SOURCE RECORDS —
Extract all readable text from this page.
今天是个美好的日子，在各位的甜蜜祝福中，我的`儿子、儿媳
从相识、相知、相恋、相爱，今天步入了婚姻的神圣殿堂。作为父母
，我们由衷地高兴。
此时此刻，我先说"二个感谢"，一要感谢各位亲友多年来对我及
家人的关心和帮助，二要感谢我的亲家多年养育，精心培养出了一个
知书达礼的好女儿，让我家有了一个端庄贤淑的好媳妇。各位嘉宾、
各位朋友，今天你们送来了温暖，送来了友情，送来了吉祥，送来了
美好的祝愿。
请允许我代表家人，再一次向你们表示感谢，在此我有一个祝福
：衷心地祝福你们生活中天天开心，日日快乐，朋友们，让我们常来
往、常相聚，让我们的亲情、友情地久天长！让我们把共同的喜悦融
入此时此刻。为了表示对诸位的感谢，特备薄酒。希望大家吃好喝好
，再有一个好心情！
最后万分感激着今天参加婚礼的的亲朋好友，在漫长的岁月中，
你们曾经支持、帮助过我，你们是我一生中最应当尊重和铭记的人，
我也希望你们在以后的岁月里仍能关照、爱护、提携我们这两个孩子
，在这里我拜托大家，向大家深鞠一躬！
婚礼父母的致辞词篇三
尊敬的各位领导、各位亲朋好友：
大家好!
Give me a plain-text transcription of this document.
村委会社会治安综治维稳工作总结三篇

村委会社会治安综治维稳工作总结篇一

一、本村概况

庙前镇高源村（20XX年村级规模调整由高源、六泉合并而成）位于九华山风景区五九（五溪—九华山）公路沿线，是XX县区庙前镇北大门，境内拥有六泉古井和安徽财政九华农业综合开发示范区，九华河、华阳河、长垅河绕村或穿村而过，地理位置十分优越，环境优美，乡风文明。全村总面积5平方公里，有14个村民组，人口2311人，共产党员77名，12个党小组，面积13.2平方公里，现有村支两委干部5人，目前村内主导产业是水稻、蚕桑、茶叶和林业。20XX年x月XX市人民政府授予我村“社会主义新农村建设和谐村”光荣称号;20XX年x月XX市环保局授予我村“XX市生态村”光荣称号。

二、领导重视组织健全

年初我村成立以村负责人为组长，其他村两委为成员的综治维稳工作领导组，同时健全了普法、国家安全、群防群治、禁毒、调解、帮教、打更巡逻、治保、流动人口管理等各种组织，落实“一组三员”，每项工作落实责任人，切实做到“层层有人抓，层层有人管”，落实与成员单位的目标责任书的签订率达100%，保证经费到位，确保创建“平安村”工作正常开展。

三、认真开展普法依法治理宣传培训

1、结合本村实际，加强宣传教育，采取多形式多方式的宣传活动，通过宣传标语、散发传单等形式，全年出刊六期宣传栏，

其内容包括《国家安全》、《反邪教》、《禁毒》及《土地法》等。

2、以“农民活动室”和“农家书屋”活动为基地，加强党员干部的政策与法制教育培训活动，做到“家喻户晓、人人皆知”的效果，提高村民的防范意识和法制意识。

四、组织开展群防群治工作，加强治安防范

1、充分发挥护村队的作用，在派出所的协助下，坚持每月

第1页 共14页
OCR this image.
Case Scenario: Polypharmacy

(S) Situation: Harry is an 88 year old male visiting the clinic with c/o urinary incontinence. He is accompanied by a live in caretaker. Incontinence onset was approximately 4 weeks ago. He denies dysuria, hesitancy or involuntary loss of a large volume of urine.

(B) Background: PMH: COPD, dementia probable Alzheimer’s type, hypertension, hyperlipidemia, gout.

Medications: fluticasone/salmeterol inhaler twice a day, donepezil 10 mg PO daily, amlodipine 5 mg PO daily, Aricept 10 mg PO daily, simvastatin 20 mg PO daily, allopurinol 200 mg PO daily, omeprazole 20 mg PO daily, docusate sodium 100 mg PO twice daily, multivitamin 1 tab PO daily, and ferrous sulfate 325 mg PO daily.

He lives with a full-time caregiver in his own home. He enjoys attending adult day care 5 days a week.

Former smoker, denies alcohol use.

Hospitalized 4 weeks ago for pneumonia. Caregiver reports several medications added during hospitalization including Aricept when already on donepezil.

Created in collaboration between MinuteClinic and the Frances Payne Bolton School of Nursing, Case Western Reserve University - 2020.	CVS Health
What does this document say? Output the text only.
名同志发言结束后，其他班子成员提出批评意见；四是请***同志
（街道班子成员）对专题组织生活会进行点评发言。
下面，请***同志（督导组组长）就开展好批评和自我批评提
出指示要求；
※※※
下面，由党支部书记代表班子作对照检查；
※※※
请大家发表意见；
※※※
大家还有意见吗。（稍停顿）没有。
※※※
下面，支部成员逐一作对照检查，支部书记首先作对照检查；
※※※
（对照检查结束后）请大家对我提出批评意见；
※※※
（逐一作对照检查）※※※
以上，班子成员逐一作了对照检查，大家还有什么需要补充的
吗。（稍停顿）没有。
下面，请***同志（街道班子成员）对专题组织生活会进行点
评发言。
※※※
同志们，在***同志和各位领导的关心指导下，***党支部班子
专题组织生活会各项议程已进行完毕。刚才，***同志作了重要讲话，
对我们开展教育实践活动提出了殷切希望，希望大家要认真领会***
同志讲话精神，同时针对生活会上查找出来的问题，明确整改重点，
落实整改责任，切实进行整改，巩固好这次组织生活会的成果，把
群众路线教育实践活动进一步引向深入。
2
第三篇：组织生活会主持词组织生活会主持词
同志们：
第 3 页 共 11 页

WHAT YOU SHOULD DO — Copy every line that contains the string "text".

TASK RESULT —
Extract all readable text from this page.
Give me a plain-text transcription of this document.
What does this document say? Output the text only.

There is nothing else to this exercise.